_DOCUMENT_
• • • •
Re: Handling stale PRs

2014-08-26 Thread Nicholas Chammas
On Tue, Aug 26, 2014 at 2:02 AM, Patrick Wendell pwend...@gmail.com wrote:

 I'd prefer if we took the approach of politely explaining why in the
 current form the patch isn't acceptable and closing it (potentially w/ tips
 on how to improve it or narrow the scope).


Amen to this. Aiming for such a culture would set Spark apart from other
projects in a great way.

I've proposed several different solutions to ASF infra to streamline the
 process, but thus far they haven't been open to any of my ideas:


I've added myself as a watcher on those 2 INFRA issues. Sucks that the only
solution on offer right now requires basically polluting the commit history.

Short of moving Spark's repo to a non-ASF-managed GitHub account, do you
think another bot could help us manage the number of stale PRs?

I'm thinking a solution as follows might be very helpful:

   - Extend Spark QA / Jenkins to run on a weekly schedule and check for
   stale PRs. Let's say a stale PR is an open one that hasn't been updated in
   N months.
   - Spark QA maintains a list of known committers on its side.
   - During its weekly check of stale PRs, Spark QA takes the following
   action:
  - If the last person to comment on a PR was a committer, post to the
  PR asking for an update from the contributor.
  - If the last person to comment on a PR was a contributor, add the PR
  to a list. Email this list of *hanging PRs* out to the dev list on a
  weekly basis and ask committers to update them.
  - If the last person to comment on a PR was Spark QA asking the
  contributor to update it, then add the PR to a list. Email this
list of *abandoned
  PRs* to the dev list for the record (or for closing, if that becomes
  possible in the future).

This doesn't solve the problem of not being able to close PRs, but it does
help make sure no PR is left hanging for long.

What do you think? I'd be interested in implementing this solution if we
like it.

Nick


Re: Handling stale PRs

2014-08-26 Thread Josh Rosen
Last weekend, I started hacking on a Google App Engine app for helping with 
pull request review (screenshot: http://i.imgur.com/wwpZKYZ.png).  Some of my 
basic goals (not all implemented yet):

- Users sign in using GitHub and can browse a list of pull requests, including 
links to associated JIRAs, Jenkins statuses, a quick preview of the last 
comment, etc.

- Pull requests are auto-classified based on which components they modify (by 
looking at the diff).

- From the app’s own internal database of PRs, we can build dashboards to find 
“abandoned” PRs, graph average time to first review, etc.

- Since we authenticate users with GitHub, we can enable administrative 
functions via this dashboard (e.g. “assign this PR to me”, “vote to close in 
the weekly auto-close commit”, etc.

Right now, I’ve implemented GItHub OAuth support and code to update the issues 
database using the GitHub API.  Because we have access to the full API, it’s 
pretty easy to do fancy things like parsing the reason for Jenkins failure, 
etc.  You could even imagine some fancy mashup tools to pull up JIRAs and pull 
requests side-by in iframes.
• • • •
_TASK TO COMPLETE_
Quote the stale pull requests thread above from "- Spark QA maintains" to "to update them.".
• • • •
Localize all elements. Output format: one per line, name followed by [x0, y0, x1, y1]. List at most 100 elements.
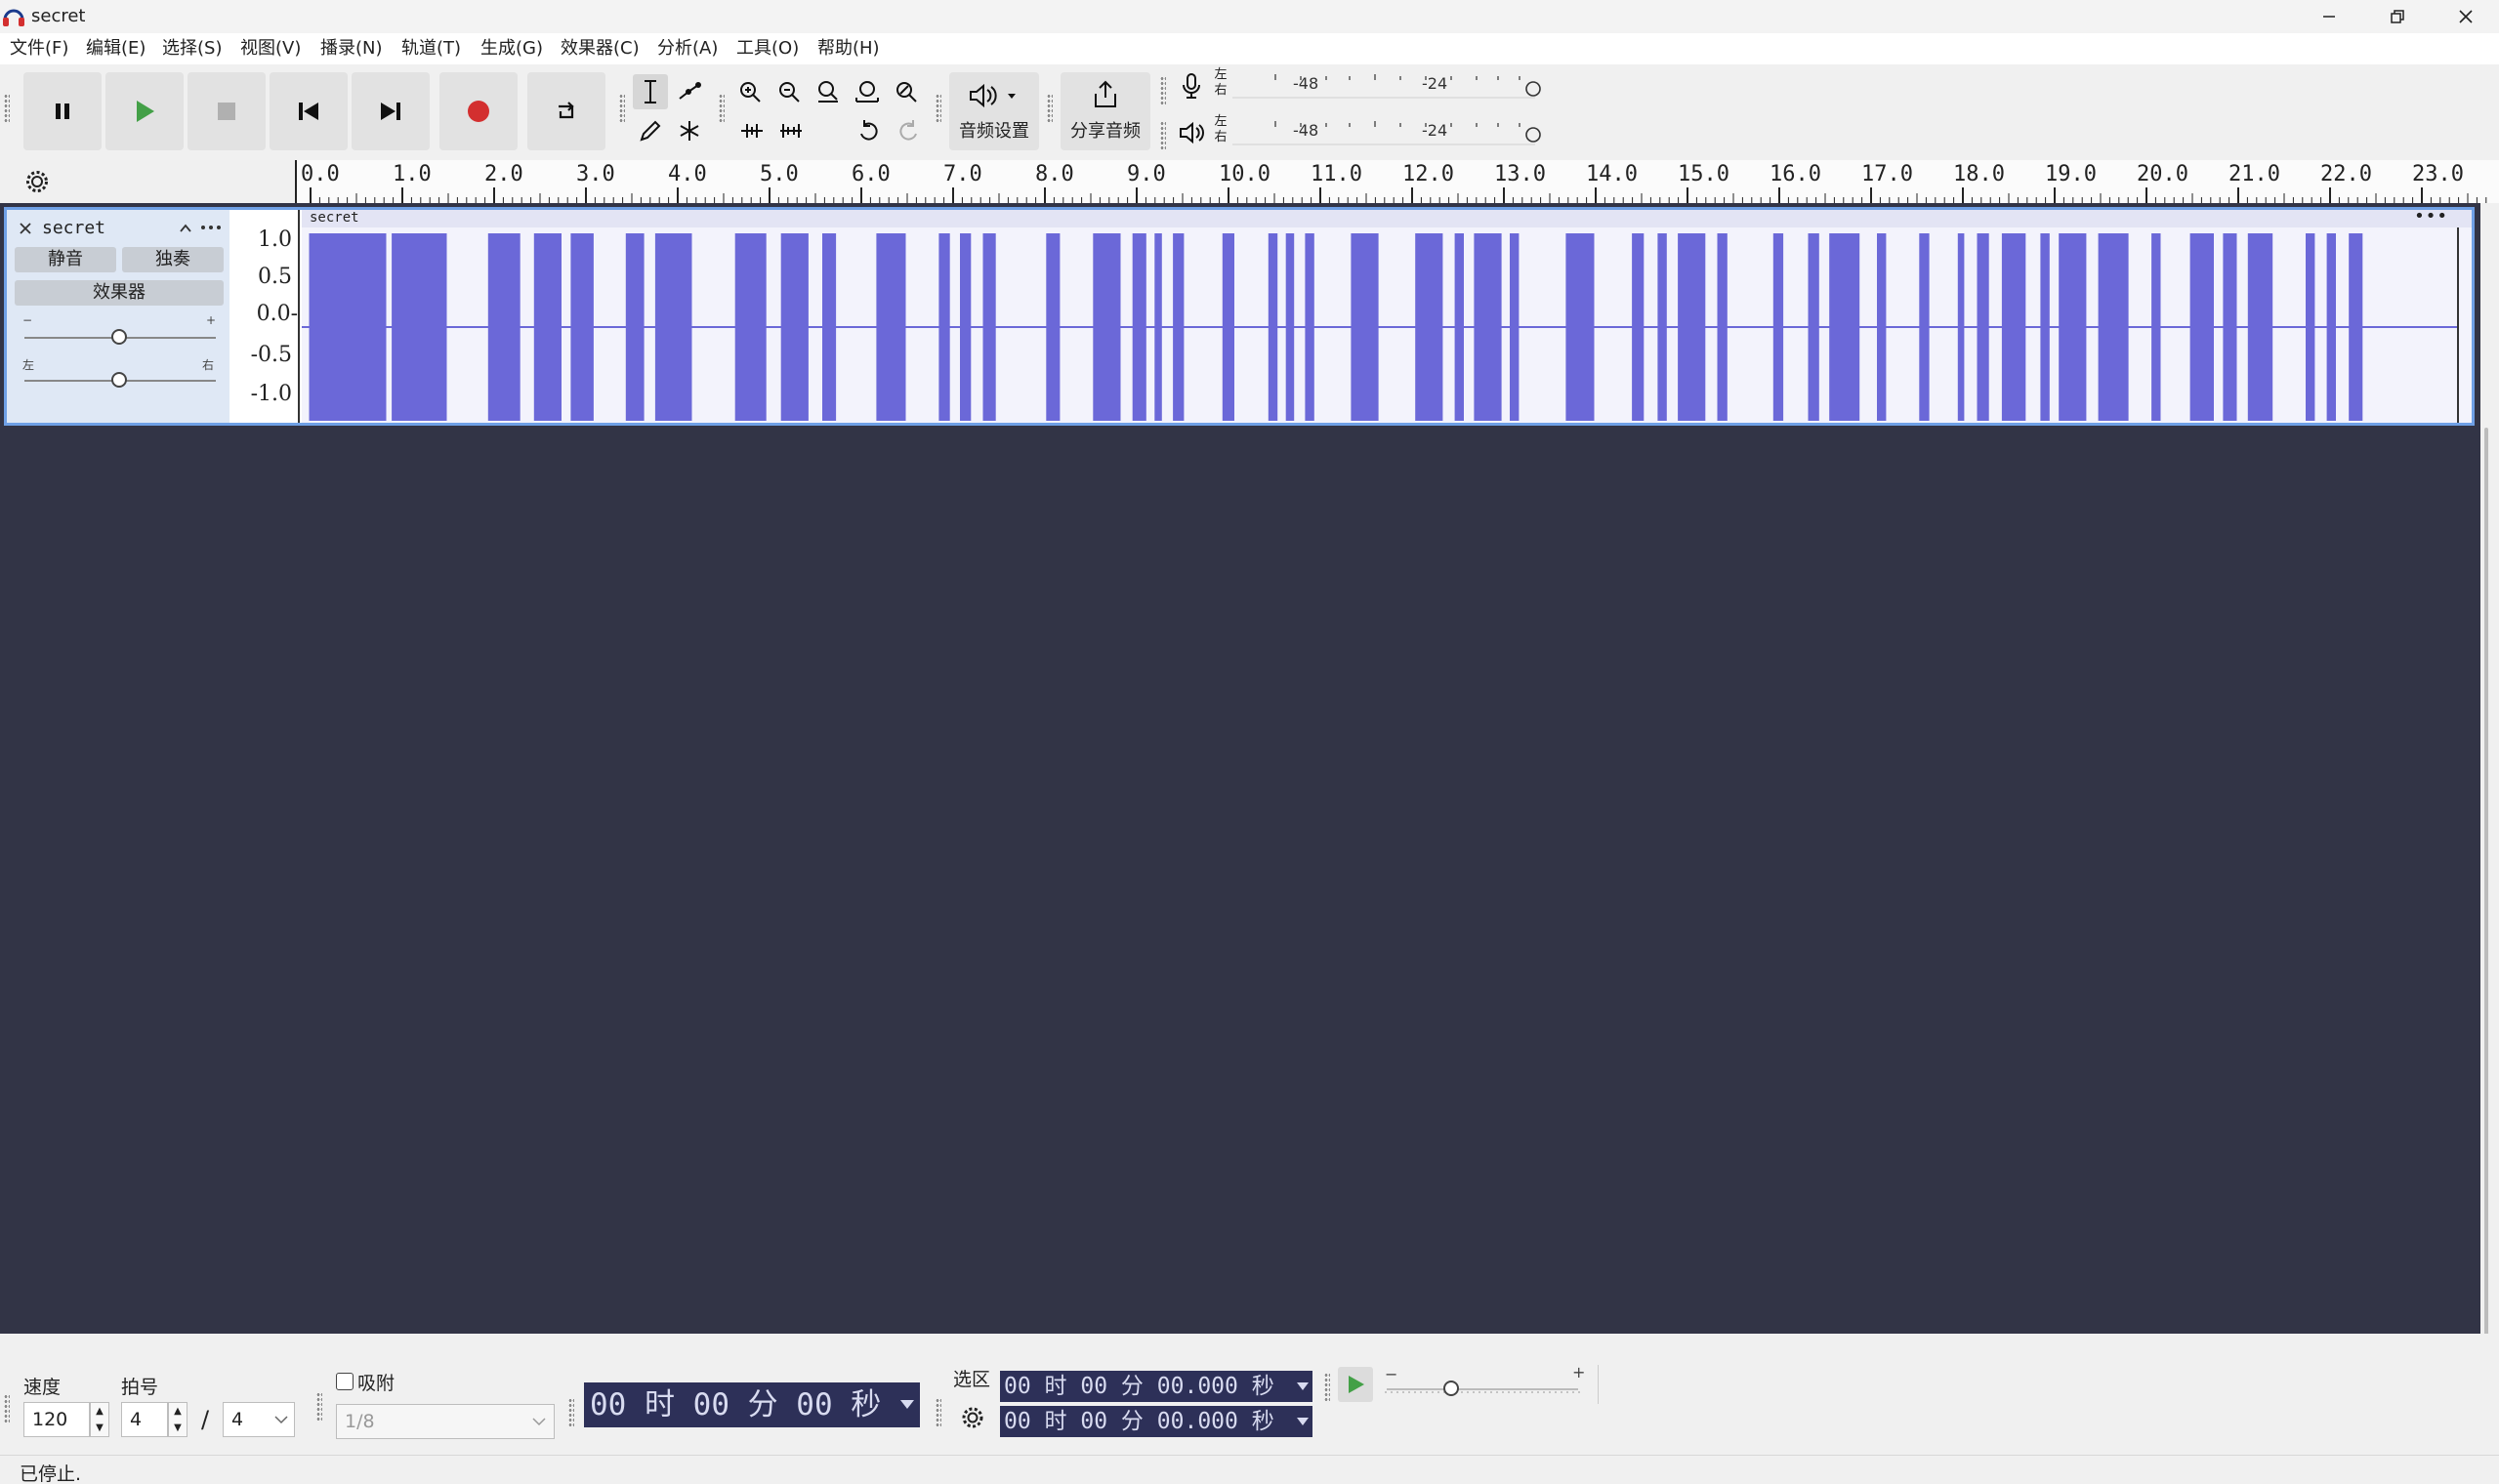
record-icon: [468, 101, 489, 122]
loop-button[interactable]: [527, 72, 605, 150]
pause-button[interactable]: [23, 72, 102, 150]
tempo-stepper[interactable]: ▲ ▼: [90, 1402, 109, 1437]
solo-button[interactable]: 独奏: [122, 247, 224, 272]
status-bar: 已停止.: [0, 1455, 2499, 1484]
play-meter-right-label: 右: [1214, 130, 1228, 144]
minimize-button[interactable]: [2295, 0, 2363, 33]
toolbar-grip[interactable]: [936, 94, 941, 123]
time-signature-stepper[interactable]: ▲ ▼: [168, 1402, 187, 1437]
clip-menu-icon[interactable]: •••: [2414, 206, 2448, 227]
close-track-icon[interactable]: [19, 222, 32, 235]
zoom-toggle-icon: [896, 82, 917, 103]
play-at-speed-button[interactable]: [1338, 1367, 1373, 1402]
skip-to-start-button[interactable]: [270, 72, 348, 150]
envelope-tool[interactable]: [672, 74, 707, 109]
skip-to-end-button[interactable]: [352, 72, 430, 150]
selection-end-display[interactable]: 00 时 00 分 00.000 秒: [1000, 1406, 1312, 1437]
draw-tool[interactable]: [633, 113, 668, 148]
play-button[interactable]: [105, 72, 184, 150]
gain-slider-knob[interactable]: [111, 329, 127, 345]
tempo-input[interactable]: 120: [23, 1402, 90, 1437]
timeline-settings-button[interactable]: [20, 164, 55, 199]
selection-settings-button[interactable]: [955, 1400, 990, 1435]
track-workspace[interactable]: secret 静音 独奏 效果器 − + 左 右 1.0 0.5 0.0- -0…: [0, 203, 2488, 1484]
audio-setup-button[interactable]: 音频设置: [949, 72, 1039, 150]
mute-button[interactable]: 静音: [15, 247, 116, 272]
toolbar-grip[interactable]: [4, 94, 10, 123]
menu-view[interactable]: 视图(V): [240, 36, 301, 62]
menu-file[interactable]: 文件(F): [10, 36, 68, 62]
toolbar: 音频设置 分享音频 左 右 -48 -24 左 右 -48 -24: [0, 64, 2499, 160]
record-meter-button[interactable]: [1174, 68, 1209, 103]
menu-help[interactable]: 帮助(H): [817, 36, 880, 62]
menu-select[interactable]: 选择(S): [162, 36, 222, 62]
ruler-tick-label: 10.0: [1219, 162, 1270, 186]
stop-button[interactable]: [187, 72, 266, 150]
snap-select[interactable]: 1/8: [336, 1404, 555, 1439]
menu-edit[interactable]: 编辑(E): [86, 36, 146, 62]
toolbar-grip[interactable]: [1047, 94, 1053, 123]
timeline-ruler[interactable]: 0.0 1.0 2.0 3.0 4.0 5.0 6.0 7.0 8.0 9.0 10.0 11.0 12…: [295, 160, 2499, 203]
toolbar-grip[interactable]: [1324, 1373, 1330, 1402]
ruler-tick-label: 4.0: [668, 162, 707, 186]
selection-start-display[interactable]: 00 时 00 分 00.000 秒: [1000, 1371, 1312, 1402]
silence-selection-button[interactable]: [773, 113, 809, 148]
envelope-icon: [679, 82, 701, 100]
menu-analyze[interactable]: 分析(A): [657, 36, 718, 62]
selection-tool[interactable]: [633, 74, 668, 109]
menu-tracks[interactable]: 轨道(T): [401, 36, 461, 62]
menu-tools[interactable]: 工具(O): [736, 36, 799, 62]
pan-left-label: 左: [22, 358, 35, 372]
ruler-tick-label: 7.0: [943, 162, 982, 186]
redo-button[interactable]: [891, 113, 926, 148]
audio-track[interactable]: secret 静音 独奏 效果器 − + 左 右 1.0 0.5 0.0- -0…: [4, 206, 2475, 426]
time-signature-upper-input[interactable]: 4: [121, 1402, 168, 1437]
collapse-track-icon[interactable]: [179, 222, 192, 235]
menu-effects[interactable]: 效果器(C): [561, 36, 640, 62]
zoom-out-button[interactable]: [771, 74, 807, 109]
amplitude-ruler[interactable]: 1.0 0.5 0.0- -0.5 -1.0: [233, 210, 300, 423]
zoom-in-button[interactable]: [732, 74, 768, 109]
undo-icon: [860, 120, 878, 141]
multi-tool[interactable]: [672, 113, 707, 148]
fit-project-button[interactable]: [850, 74, 885, 109]
speed-slider-knob[interactable]: [1443, 1381, 1459, 1396]
trim-outside-button[interactable]: [734, 113, 770, 148]
zoom-toggle-button[interactable]: [889, 74, 924, 109]
ruler-tick-label: 15.0: [1678, 162, 1729, 186]
fit-selection-button[interactable]: [811, 74, 846, 109]
waveform-area[interactable]: secret •••: [302, 206, 2472, 423]
toolbar-grip[interactable]: [4, 1394, 10, 1423]
close-window-button[interactable]: [2432, 0, 2499, 33]
record-meter[interactable]: -48 -24: [1232, 68, 1555, 102]
track-name[interactable]: secret: [42, 218, 105, 238]
tempo-label: 速度: [23, 1377, 62, 1398]
menu-generate[interactable]: 生成(G): [480, 36, 543, 62]
clip-header[interactable]: secret •••: [302, 206, 2472, 227]
toolbar-grip[interactable]: [1160, 76, 1166, 105]
record-button[interactable]: [439, 72, 518, 150]
pan-slider-knob[interactable]: [111, 372, 127, 388]
share-audio-button[interactable]: 分享音频: [1061, 72, 1150, 150]
toolbar-grip[interactable]: [936, 1398, 941, 1427]
toolbar-grip[interactable]: [619, 94, 625, 123]
waveform: [302, 227, 2459, 423]
toolbar-grip[interactable]: [719, 94, 725, 123]
vertical-scrollbar[interactable]: [2484, 428, 2488, 1484]
snap-checkbox[interactable]: [336, 1373, 354, 1390]
snap-value: 1/8: [345, 1411, 375, 1432]
time-signature-lower-select[interactable]: 4: [223, 1402, 295, 1437]
effects-button[interactable]: 效果器: [15, 280, 224, 306]
playback-meter[interactable]: -48 -24: [1232, 115, 1555, 148]
maximize-button[interactable]: [2363, 0, 2432, 33]
track-menu-icon[interactable]: [200, 224, 222, 231]
time-signature-lower-value: 4: [231, 1409, 244, 1430]
track-control-panel[interactable]: secret 静音 独奏 效果器 − + 左 右: [7, 210, 229, 423]
menu-transport[interactable]: 播录(N): [320, 36, 383, 62]
toolbar-grip[interactable]: [1160, 121, 1166, 150]
main-time-display[interactable]: 00 时 00 分 00 秒: [584, 1382, 920, 1427]
toolbar-grip[interactable]: [316, 1392, 322, 1422]
undo-button[interactable]: [852, 113, 887, 148]
toolbar-grip[interactable]: [568, 1398, 574, 1427]
playback-meter-button[interactable]: [1174, 115, 1209, 150]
• • • •
_CORRECT RESULT_
- Spark QA maintains a list of known committers on its side.
   - During its weekly check of stale PRs, Spark QA takes the following
   action:
  - If the last person to comment on a PR was a committer, post to the
  PR asking for an update from the contributor.
  - If the last person to comment on a PR was a contributor, add the PR
  to a list. Email this list of *hanging PRs* out to the dev list on a
  weekly basis and ask committers to update them.